- [Required task] Write out all records as given; omit images.

- [Extracted entries]

:::::

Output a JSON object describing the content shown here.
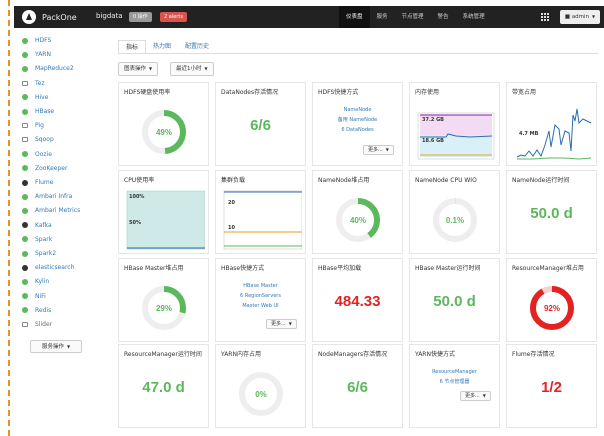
{
  "navbar": {
    "brand": "PackOne",
    "cluster": "bigdata",
    "ops_badge": "0 操作 ",
    "alerts_badge": "2 alerts",
    "items": [
      {
        "label": "仪表盘",
        "active": true
      },
      {
        "label": "服务",
        "active": false
      },
      {
        "label": "节点管理",
        "active": false
      },
      {
        "label": "警告",
        "active": false
      },
      {
        "label": "系统管理",
        "active": false
      }
    ],
    "user": "admin"
  },
  "sidebar": {
    "items": [
      {
        "label": "HDFS",
        "icon": "green-dot",
        "muted": false
      },
      {
        "label": "YARN",
        "icon": "green-dot",
        "muted": false
      },
      {
        "label": "MapReduce2",
        "icon": "green-dot",
        "muted": false
      },
      {
        "label": "Tez",
        "icon": "monitor",
        "muted": false
      },
      {
        "label": "Hive",
        "icon": "green-dot",
        "muted": false
      },
      {
        "label": "HBase",
        "icon": "green-dot",
        "muted": false
      },
      {
        "label": "Pig",
        "icon": "monitor",
        "muted": false
      },
      {
        "label": "Sqoop",
        "icon": "monitor",
        "muted": false
      },
      {
        "label": "Oozie",
        "icon": "green-dot",
        "muted": false
      },
      {
        "label": "ZooKeeper",
        "icon": "green-dot",
        "muted": false
      },
      {
        "label": "Flume",
        "icon": "dark-camera",
        "muted": false
      },
      {
        "label": "Ambari Infra",
        "icon": "green-dot",
        "muted": false
      },
      {
        "label": "Ambari Metrics",
        "icon": "green-dot",
        "muted": false
      },
      {
        "label": "Kafka",
        "icon": "dark-camera",
        "muted": false
      },
      {
        "label": "Spark",
        "icon": "green-dot",
        "muted": false
      },
      {
        "label": "Spark2",
        "icon": "green-dot",
        "muted": false
      },
      {
        "label": "elasticsearch",
        "icon": "dark-camera",
        "muted": false
      },
      {
        "label": "Kylin",
        "icon": "green-dot",
        "muted": false
      },
      {
        "label": "NiFi",
        "icon": "green-dot",
        "muted": false
      },
      {
        "label": "Redis",
        "icon": "green-dot",
        "muted": false
      },
      {
        "label": "Slider",
        "icon": "monitor",
        "muted": true
      }
    ],
    "actions_button": "服务操作"
  },
  "tabs": [
    {
      "label": "指标",
      "active": true
    },
    {
      "label": "热力图",
      "active": false
    },
    {
      "label": "配置历史",
      "active": false
    }
  ],
  "toolbar": {
    "service_actions": "图表操作",
    "time_range": "最近1小时"
  },
  "widgets": {
    "hdfs_disk": {
      "title": "HDFS硬盘使用率",
      "value": "49%",
      "fraction": 0.49
    },
    "datanodes": {
      "title": "DataNodes存活情况",
      "value": "6/6"
    },
    "hdfs_links": {
      "title": "HDFS快捷方式",
      "links": [
        "NameNode",
        "备用 NameNode",
        "6 DataNodes"
      ],
      "more": "更多..."
    },
    "memory": {
      "title": "内存使用",
      "label_top": "37.2 GB",
      "label_bottom": "18.6 GB"
    },
    "network": {
      "title": "带宽占用",
      "label": "4.7 MB"
    },
    "cpu": {
      "title": "CPU使用率",
      "label_top": "100%",
      "label_mid": "50%"
    },
    "cluster_load": {
      "title": "集群负载",
      "label_top": "20",
      "label_mid": "10"
    },
    "namenode_heap": {
      "title": "NameNode堆占用",
      "value": "40%",
      "fraction": 0.4
    },
    "namenode_cpu": {
      "title": "NameNode CPU WIO",
      "value": "0.1%",
      "fraction": 0.001
    },
    "namenode_uptime": {
      "title": "NameNode运行时间",
      "value": "50.0 d"
    },
    "hbase_master_heap": {
      "title": "HBase Master堆占用",
      "value": "29%",
      "fraction": 0.29
    },
    "hbase_links": {
      "title": "HBase快捷方式",
      "links": [
        "HBase Master",
        "6 RegionServers",
        "Master Web UI"
      ],
      "more": "更多..."
    },
    "hbase_load": {
      "title": "HBase平均加载",
      "value": "484.33"
    },
    "hbase_uptime": {
      "title": "HBase Master运行时间",
      "value": "50.0 d"
    },
    "rm_heap": {
      "title": "ResourceManager堆占用",
      "value": "92%",
      "fraction": 0.92
    },
    "rm_uptime": {
      "title": "ResourceManager运行时间",
      "value": "47.0 d"
    },
    "yarn_memory": {
      "title": "YARN内存占用",
      "value": "0%",
      "fraction": 0.0
    },
    "nodemanagers": {
      "title": "NodeManagers存活情况",
      "value": "6/6"
    },
    "yarn_links": {
      "title": "YARN快捷方式",
      "links": [
        "ResourceManager",
        "6 节点管理器"
      ],
      "more": "更多..."
    },
    "flume": {
      "title": "Flume存活情况",
      "value": "1/2"
    }
  },
  "colors": {
    "ok": "#5cb85c",
    "critical": "#e32222",
    "link": "#337ab7",
    "navbar": "#222222"
  }
}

:::::

- [Final answer]
Output a JSON object describing the content shown here.
{
  "navbar": {
    "brand": "PackOne",
    "cluster": "bigdata",
    "ops_badge": "0 操作 ",
    "alerts_badge": "2 alerts",
    "items": [
      {
        "label": "仪表盘",
        "active": true
      },
      {
        "label": "服务",
        "active": false
      },
      {
        "label": "节点管理",
        "active": false
      },
      {
        "label": "警告",
        "active": false
      },
      {
        "label": "系统管理",
        "active": false
      }
    ],
    "user": "admin"
  },
  "sidebar": {
    "items": [
      {
        "label": "HDFS",
        "icon": "green-dot",
        "muted": false
      },
      {
        "label": "YARN",
        "icon": "green-dot",
        "muted": false
      },
      {
        "label": "MapReduce2",
        "icon": "green-dot",
        "muted": false
      },
      {
        "label": "Tez",
        "icon": "monitor",
        "muted": false
      },
      {
        "label": "Hive",
        "icon": "green-dot",
        "muted": false
      },
      {
        "label": "HBase",
        "icon": "green-dot",
        "muted": false
      },
      {
        "label": "Pig",
        "icon": "monitor",
        "muted": false
      },
      {
        "label": "Sqoop",
        "icon": "monitor",
        "muted": false
      },
      {
        "label": "Oozie",
        "icon": "green-dot",
        "muted": false
      },
      {
        "label": "ZooKeeper",
        "icon": "green-dot",
        "muted": false
      },
      {
        "label": "Flume",
        "icon": "dark-camera",
        "muted": false
      },
      {
        "label": "Ambari Infra",
        "icon": "green-dot",
        "muted": false
      },
      {
        "label": "Ambari Metrics",
        "icon": "green-dot",
        "muted": false
      },
      {
        "label": "Kafka",
        "icon": "dark-camera",
        "muted": false
      },
      {
        "label": "Spark",
        "icon": "green-dot",
        "muted": false
      },
      {
        "label": "Spark2",
        "icon": "green-dot",
        "muted": false
      },
      {
        "label": "elasticsearch",
        "icon": "dark-camera",
        "muted": false
      },
      {
        "label": "Kylin",
        "icon": "green-dot",
        "muted": false
      },
      {
        "label": "NiFi",
        "icon": "green-dot",
        "muted": false
      },
      {
        "label": "Redis",
        "icon": "green-dot",
        "muted": false
      },
      {
        "label": "Slider",
        "icon": "monitor",
        "muted": true
      }
    ],
    "actions_button": "服务操作"
  },
  "tabs": [
    {
      "label": "指标",
      "active": true
    },
    {
      "label": "热力图",
      "active": false
    },
    {
      "label": "配置历史",
      "active": false
    }
  ],
  "toolbar": {
    "service_actions": "图表操作",
    "time_range": "最近1小时"
  },
  "widgets": {
    "hdfs_disk": {
      "title": "HDFS硬盘使用率",
      "value": "49%",
      "fraction": 0.49
    },
    "datanodes": {
      "title": "DataNodes存活情况",
      "value": "6/6"
    },
    "hdfs_links": {
      "title": "HDFS快捷方式",
      "links": [
        "NameNode",
        "备用 NameNode",
        "6 DataNodes"
      ],
      "more": "更多..."
    },
    "memory": {
      "title": "内存使用",
      "label_top": "37.2 GB",
      "label_bottom": "18.6 GB"
    },
    "network": {
      "title": "带宽占用",
      "label": "4.7 MB"
    },
    "cpu": {
      "title": "CPU使用率",
      "label_top": "100%",
      "label_mid": "50%"
    },
    "cluster_load": {
      "title": "集群负载",
      "label_top": "20",
      "label_mid": "10"
    },
    "namenode_heap": {
      "title": "NameNode堆占用",
      "value": "40%",
      "fraction": 0.4
    },
    "namenode_cpu": {
      "title": "NameNode CPU WIO",
      "value": "0.1%",
      "fraction": 0.001
    },
    "namenode_uptime": {
      "title": "NameNode运行时间",
      "value": "50.0 d"
    },
    "hbase_master_heap": {
      "title": "HBase Master堆占用",
      "value": "29%",
      "fraction": 0.29
    },
    "hbase_links": {
      "title": "HBase快捷方式",
      "links": [
        "HBase Master",
        "6 RegionServers",
        "Master Web UI"
      ],
      "more": "更多..."
    },
    "hbase_load": {
      "title": "HBase平均加载",
      "value": "484.33"
    },
    "hbase_uptime": {
      "title": "HBase Master运行时间",
      "value": "50.0 d"
    },
    "rm_heap": {
      "title": "ResourceManager堆占用",
      "value": "92%",
      "fraction": 0.92
    },
    "rm_uptime": {
      "title": "ResourceManager运行时间",
      "value": "47.0 d"
    },
    "yarn_memory": {
      "title": "YARN内存占用",
      "value": "0%",
      "fraction": 0.0
    },
    "nodemanagers": {
      "title": "NodeManagers存活情况",
      "value": "6/6"
    },
    "yarn_links": {
      "title": "YARN快捷方式",
      "links": [
        "ResourceManager",
        "6 节点管理器"
      ],
      "more": "更多..."
    },
    "flume": {
      "title": "Flume存活情况",
      "value": "1/2"
    }
  },
  "colors": {
    "ok": "#5cb85c",
    "critical": "#e32222",
    "link": "#337ab7",
    "navbar": "#222222"
  }
}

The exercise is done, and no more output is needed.